## GIVEN EXERCISE
Please count the lines in the records below that contain the string "blue", with case counting, and give only the number.

========================

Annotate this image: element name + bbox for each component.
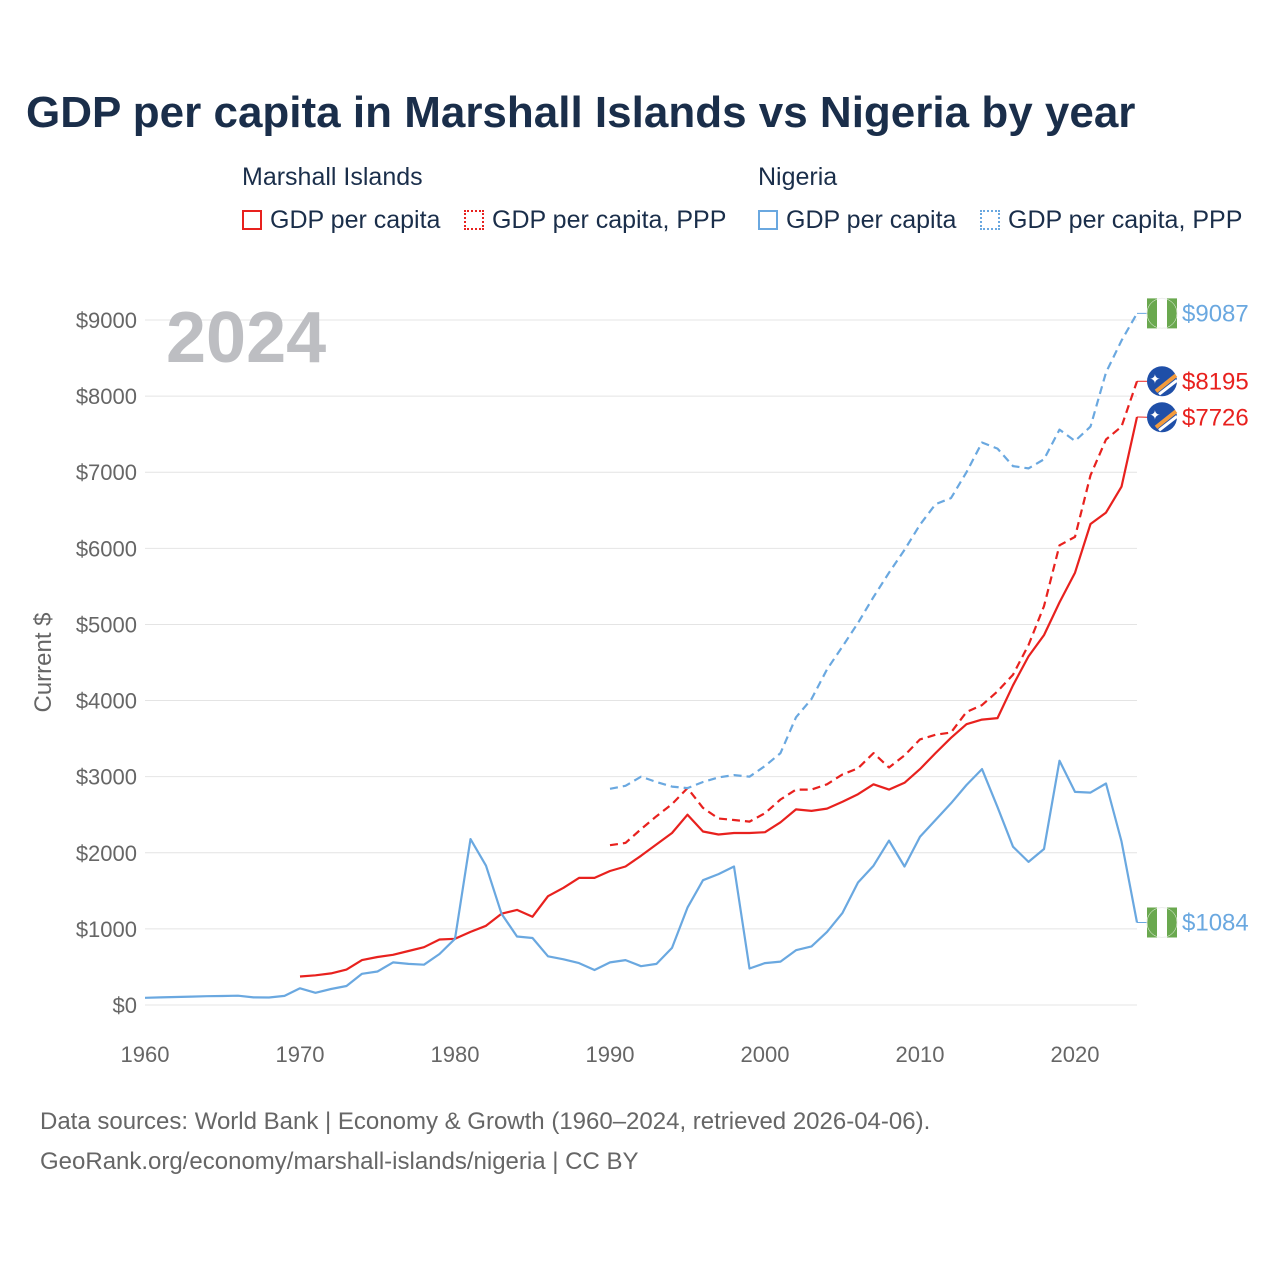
x-tick-label: 2020 bbox=[1051, 1042, 1100, 1067]
legend-group-nigeria: Nigeria bbox=[758, 163, 838, 191]
flag-stripe bbox=[1158, 379, 1178, 396]
y-tick-label: $7000 bbox=[76, 460, 137, 485]
legend-swatch-solid-blue bbox=[758, 210, 778, 230]
flag-outline bbox=[1146, 907, 1178, 938]
flag-stripe bbox=[1158, 415, 1178, 432]
x-tick-label: 1970 bbox=[276, 1042, 325, 1067]
legend-nigeria-gdp-ppp[interactable]: GDP per capita, PPP bbox=[980, 205, 1242, 235]
legend-nigeria-gdp[interactable]: GDP per capita bbox=[758, 205, 956, 235]
legend-label: GDP per capita, PPP bbox=[1008, 205, 1243, 234]
end-value-label: $9087 bbox=[1182, 300, 1249, 327]
chart-area: $0 $1000 $2000 $3000 $4000 $5000 $6000 $7000 $80… bbox=[30, 297, 1249, 1067]
x-tick-label: 2000 bbox=[741, 1042, 790, 1067]
x-tick-label: 1960 bbox=[121, 1042, 170, 1067]
series-line-marshall-islands-gdp-per-capita-ppp bbox=[609, 380, 1139, 847]
y-tick-label: $1000 bbox=[76, 917, 137, 942]
source-line-1: Data sources: World Bank | Economy & Gro… bbox=[40, 1108, 931, 1135]
y-tick-label: $9000 bbox=[76, 308, 137, 333]
y-tick-label: $3000 bbox=[76, 765, 137, 790]
end-value-label: $8195 bbox=[1182, 368, 1249, 395]
series-line-marshall-islands-gdp-per-capita bbox=[299, 416, 1139, 978]
current-year-label: 2024 bbox=[166, 298, 326, 378]
flag-stripe bbox=[1167, 298, 1177, 329]
y-tick-label: $0 bbox=[113, 993, 137, 1018]
x-tick-label: 1990 bbox=[586, 1042, 635, 1067]
legend-label: GDP per capita bbox=[786, 205, 957, 234]
flag-stripe bbox=[1167, 907, 1177, 938]
y-axis-label: Current $ bbox=[30, 612, 57, 712]
chart-title: GDP per capita in Marshall Islands vs Ni… bbox=[26, 88, 1136, 137]
legend-label: GDP per capita, PPP bbox=[492, 205, 727, 234]
flag-stripe bbox=[1154, 373, 1178, 393]
end-value-label: $7726 bbox=[1182, 404, 1249, 431]
legend-swatch-dotted-red bbox=[464, 210, 484, 230]
source-line-2[interactable]: GeoRank.org/economy/marshall-islands/nig… bbox=[40, 1148, 639, 1175]
legend-marshall-gdp[interactable]: GDP per capita bbox=[242, 205, 440, 235]
y-tick-label: $6000 bbox=[76, 536, 137, 561]
flag-stripe bbox=[1147, 298, 1157, 329]
y-tick-label: $2000 bbox=[76, 841, 137, 866]
legend-label: GDP per capita bbox=[270, 205, 441, 234]
y-tick-label: $4000 bbox=[76, 689, 137, 714]
series-line-nigeria-gdp-per-capita bbox=[144, 759, 1139, 999]
flag-star: ✦ bbox=[1150, 371, 1161, 386]
marshall-islands-flag-icon bbox=[1147, 366, 1177, 397]
legend-swatch-solid-red bbox=[242, 210, 262, 230]
end-value-label: $1084 bbox=[1182, 909, 1249, 936]
x-tick-label: 2010 bbox=[896, 1042, 945, 1067]
flag-stripe bbox=[1154, 409, 1178, 429]
legend-marshall-gdp-ppp[interactable]: GDP per capita, PPP bbox=[464, 205, 726, 235]
flag-stripe bbox=[1147, 907, 1157, 938]
y-tick-label: $5000 bbox=[76, 612, 137, 637]
series-line-nigeria-gdp-per-capita-ppp bbox=[609, 312, 1138, 790]
legend-group-marshall-islands: Marshall Islands bbox=[242, 163, 423, 191]
legend-swatch-dotted-blue bbox=[980, 210, 1000, 230]
x-tick-label: 1980 bbox=[431, 1042, 480, 1067]
flag-outline bbox=[1146, 298, 1178, 329]
marshall-islands-flag-icon bbox=[1147, 402, 1177, 433]
y-tick-label: $8000 bbox=[76, 384, 137, 409]
flag-star: ✦ bbox=[1150, 407, 1161, 422]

========================

## FULL OUTPUT
2